> **Aufgabe**
Bitte schreib den Text über die Linzer Jury im Anschluss an seinen letzten Satz weiter.

> **Text der Seite**
»»

Die Jury hebt auch die Positivität der Arbeit hervor, die diese einer breiten Gruppe von RezipientInnen zugänglich macht.

Folgende Personen gehörten der Jury an: Dr. Julius Stieber (Kulturdirektor der Stadt Linz), Direktorin Stella Rollig (Künstlerische Direktorin der städtischen Museen), Dr.in Katharina Blaas-Pratscher (Land NÖ, Leitung Kunst im öffentlichen Raum), Direktor Dr. Walter Schuster (Leiter Archiv der Stadt Linz), Dr.in Mag.a Brigitte Kepplinger ((Johannes Kepler Universität, Institut für Gesellschafts- und Sozialpolitik), Dr. Reiner Steinweg (Friedens- und Konfliktforscher, Friedensinitiative der Stadt Linz) und DI Harald Lueger (Abteilungsleiter Bebauungsplanung).

««

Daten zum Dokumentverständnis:
»»

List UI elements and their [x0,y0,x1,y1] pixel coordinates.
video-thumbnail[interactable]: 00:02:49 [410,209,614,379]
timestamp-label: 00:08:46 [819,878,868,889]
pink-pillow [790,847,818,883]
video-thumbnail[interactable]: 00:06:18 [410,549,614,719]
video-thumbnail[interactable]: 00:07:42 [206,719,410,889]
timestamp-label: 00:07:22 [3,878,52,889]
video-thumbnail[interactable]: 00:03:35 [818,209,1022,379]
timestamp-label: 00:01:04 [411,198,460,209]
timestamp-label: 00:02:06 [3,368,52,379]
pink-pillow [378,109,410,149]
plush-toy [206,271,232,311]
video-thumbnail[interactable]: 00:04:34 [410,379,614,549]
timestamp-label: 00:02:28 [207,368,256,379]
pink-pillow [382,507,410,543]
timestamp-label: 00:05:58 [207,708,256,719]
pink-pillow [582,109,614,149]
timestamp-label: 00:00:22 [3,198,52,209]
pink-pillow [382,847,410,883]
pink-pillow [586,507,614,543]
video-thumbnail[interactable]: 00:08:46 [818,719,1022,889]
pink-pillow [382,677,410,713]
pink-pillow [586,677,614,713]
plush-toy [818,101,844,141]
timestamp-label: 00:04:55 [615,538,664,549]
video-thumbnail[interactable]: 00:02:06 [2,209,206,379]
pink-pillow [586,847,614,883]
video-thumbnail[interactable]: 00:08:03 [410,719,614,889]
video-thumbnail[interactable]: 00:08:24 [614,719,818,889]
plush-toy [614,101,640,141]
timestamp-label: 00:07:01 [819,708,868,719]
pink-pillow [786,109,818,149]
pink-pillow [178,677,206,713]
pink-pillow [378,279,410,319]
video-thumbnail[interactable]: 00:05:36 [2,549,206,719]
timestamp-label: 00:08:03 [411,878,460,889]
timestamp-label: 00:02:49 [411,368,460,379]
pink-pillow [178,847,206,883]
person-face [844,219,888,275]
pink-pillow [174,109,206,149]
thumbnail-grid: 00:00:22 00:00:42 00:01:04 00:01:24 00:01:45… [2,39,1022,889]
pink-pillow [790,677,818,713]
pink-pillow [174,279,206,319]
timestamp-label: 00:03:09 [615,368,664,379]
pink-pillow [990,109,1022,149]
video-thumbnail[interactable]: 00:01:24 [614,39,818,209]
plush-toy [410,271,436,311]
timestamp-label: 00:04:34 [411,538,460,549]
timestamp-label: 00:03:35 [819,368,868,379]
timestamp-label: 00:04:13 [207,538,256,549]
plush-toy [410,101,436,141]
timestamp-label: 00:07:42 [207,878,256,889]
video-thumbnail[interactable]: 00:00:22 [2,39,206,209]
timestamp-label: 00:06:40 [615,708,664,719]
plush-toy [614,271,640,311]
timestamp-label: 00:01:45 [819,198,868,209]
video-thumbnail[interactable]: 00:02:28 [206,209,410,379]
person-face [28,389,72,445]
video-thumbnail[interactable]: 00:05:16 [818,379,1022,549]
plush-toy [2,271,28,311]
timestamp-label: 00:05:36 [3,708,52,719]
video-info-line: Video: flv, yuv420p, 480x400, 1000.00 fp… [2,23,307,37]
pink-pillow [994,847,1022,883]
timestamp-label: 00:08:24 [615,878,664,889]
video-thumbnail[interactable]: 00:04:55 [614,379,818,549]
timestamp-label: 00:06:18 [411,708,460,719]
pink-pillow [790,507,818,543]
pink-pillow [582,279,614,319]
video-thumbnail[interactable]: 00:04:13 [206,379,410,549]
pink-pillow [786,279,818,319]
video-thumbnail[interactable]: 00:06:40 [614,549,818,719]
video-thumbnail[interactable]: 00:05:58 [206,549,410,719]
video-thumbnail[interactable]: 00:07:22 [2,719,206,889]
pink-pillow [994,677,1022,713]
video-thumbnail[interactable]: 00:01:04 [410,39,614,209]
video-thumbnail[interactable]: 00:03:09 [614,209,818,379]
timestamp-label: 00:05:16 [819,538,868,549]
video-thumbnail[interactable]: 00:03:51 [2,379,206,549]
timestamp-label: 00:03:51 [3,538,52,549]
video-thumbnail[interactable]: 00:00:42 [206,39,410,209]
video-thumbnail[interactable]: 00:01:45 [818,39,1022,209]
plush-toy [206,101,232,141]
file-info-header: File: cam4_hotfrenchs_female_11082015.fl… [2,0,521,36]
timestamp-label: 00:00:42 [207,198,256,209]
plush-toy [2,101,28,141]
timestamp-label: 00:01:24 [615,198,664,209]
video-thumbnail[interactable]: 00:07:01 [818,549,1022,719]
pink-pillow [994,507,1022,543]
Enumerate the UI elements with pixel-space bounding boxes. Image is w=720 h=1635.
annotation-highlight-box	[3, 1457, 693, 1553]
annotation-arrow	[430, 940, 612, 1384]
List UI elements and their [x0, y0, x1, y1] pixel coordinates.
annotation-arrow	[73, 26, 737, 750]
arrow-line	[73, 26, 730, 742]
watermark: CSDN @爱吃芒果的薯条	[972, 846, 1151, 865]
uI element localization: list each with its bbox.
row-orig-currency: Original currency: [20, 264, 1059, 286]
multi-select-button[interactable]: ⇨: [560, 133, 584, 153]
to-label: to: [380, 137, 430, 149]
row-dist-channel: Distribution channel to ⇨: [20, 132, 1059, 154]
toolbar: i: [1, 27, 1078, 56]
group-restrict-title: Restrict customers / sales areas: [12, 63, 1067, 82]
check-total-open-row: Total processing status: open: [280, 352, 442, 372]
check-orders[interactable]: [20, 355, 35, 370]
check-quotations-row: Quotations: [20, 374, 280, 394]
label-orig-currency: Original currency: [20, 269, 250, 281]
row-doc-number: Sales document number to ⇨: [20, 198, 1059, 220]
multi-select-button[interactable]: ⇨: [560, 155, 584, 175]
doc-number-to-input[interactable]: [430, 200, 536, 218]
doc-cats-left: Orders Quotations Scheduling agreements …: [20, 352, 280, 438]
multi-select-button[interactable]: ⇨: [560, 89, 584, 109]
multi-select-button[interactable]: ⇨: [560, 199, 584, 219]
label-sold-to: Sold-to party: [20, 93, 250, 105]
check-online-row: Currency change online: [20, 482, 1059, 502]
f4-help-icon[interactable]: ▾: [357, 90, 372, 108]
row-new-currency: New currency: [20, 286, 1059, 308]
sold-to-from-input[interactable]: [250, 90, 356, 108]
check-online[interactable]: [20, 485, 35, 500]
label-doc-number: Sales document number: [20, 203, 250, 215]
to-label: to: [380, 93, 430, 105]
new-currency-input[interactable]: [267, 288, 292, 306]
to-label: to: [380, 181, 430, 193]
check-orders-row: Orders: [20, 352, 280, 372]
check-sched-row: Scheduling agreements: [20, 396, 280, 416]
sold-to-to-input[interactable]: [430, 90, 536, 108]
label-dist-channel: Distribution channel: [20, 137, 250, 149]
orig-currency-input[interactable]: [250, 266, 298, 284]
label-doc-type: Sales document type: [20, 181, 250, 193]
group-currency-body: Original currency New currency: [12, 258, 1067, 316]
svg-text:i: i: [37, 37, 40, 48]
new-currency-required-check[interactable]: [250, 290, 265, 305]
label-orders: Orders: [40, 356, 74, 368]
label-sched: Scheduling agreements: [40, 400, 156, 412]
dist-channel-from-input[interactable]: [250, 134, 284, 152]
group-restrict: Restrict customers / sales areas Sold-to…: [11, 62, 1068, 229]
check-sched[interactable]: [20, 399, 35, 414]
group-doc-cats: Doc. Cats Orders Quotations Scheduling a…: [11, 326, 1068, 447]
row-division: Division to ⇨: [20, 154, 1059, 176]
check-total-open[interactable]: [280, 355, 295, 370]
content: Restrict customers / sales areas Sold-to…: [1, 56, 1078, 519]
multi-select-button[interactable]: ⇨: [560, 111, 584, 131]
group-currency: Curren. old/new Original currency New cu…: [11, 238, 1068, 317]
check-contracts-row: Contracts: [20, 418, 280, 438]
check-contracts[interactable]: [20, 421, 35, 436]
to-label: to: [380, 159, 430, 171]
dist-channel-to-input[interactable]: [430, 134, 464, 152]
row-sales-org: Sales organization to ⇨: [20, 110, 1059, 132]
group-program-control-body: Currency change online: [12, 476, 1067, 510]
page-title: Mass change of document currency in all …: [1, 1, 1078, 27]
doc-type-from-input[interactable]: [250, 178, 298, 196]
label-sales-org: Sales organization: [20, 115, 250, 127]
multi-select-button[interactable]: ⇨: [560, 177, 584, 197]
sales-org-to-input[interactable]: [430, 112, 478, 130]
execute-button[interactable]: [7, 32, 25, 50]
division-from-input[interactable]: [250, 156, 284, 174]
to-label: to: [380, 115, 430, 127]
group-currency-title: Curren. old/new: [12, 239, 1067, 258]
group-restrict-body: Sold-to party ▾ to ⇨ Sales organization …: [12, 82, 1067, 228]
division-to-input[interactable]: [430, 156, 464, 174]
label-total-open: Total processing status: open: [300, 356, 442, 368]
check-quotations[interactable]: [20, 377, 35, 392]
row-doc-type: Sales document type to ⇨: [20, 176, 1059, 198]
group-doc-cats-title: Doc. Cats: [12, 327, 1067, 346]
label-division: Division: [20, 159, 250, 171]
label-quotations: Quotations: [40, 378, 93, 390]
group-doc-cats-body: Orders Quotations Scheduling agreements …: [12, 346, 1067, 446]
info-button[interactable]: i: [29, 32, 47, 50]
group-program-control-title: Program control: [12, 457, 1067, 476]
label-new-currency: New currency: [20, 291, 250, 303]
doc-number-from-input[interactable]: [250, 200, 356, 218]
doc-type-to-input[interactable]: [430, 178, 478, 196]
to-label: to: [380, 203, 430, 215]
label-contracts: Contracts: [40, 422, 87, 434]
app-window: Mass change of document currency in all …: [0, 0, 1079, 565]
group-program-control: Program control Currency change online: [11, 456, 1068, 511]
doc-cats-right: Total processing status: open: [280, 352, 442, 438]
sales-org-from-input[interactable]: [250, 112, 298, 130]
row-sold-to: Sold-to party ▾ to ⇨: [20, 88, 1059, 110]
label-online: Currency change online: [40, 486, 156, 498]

««

> **Lösung**
Künstler-Biografie
Karl-Heinz Klopf wurde in Linz geboren, absolvierte ein Studium an der Hochschule für künstlerische und industrielle Gestaltung Linz, lebt und arbeitet in Wien. In seiner künstlerischen Praxis beschäftigt er sich mit der gebauten Umwelt und urbanen Sphären. Er arbeitet mit verschiedenen Medien, wie Zeichnung, Film, Fotografie, Installation und Projekte im Kontext von Architektur und Urbanismus. 1982 gestaltete er in Zusammenarbeit mit Gerhard Knogler die vielen LinzerInnen bekannte Zigarettenschachtel-Skulptur neben der Tabakfabrik.

Auszeichnungen: u.a. OÖ. Landeskulturpreis für Interdisziplinäre Kunstformen (2011), Preis für „They“ Diagonale – Festival des österreichischen Films (2011), Preis für „By Way of Display“ Medien und Architektur Biennale Graz (2003)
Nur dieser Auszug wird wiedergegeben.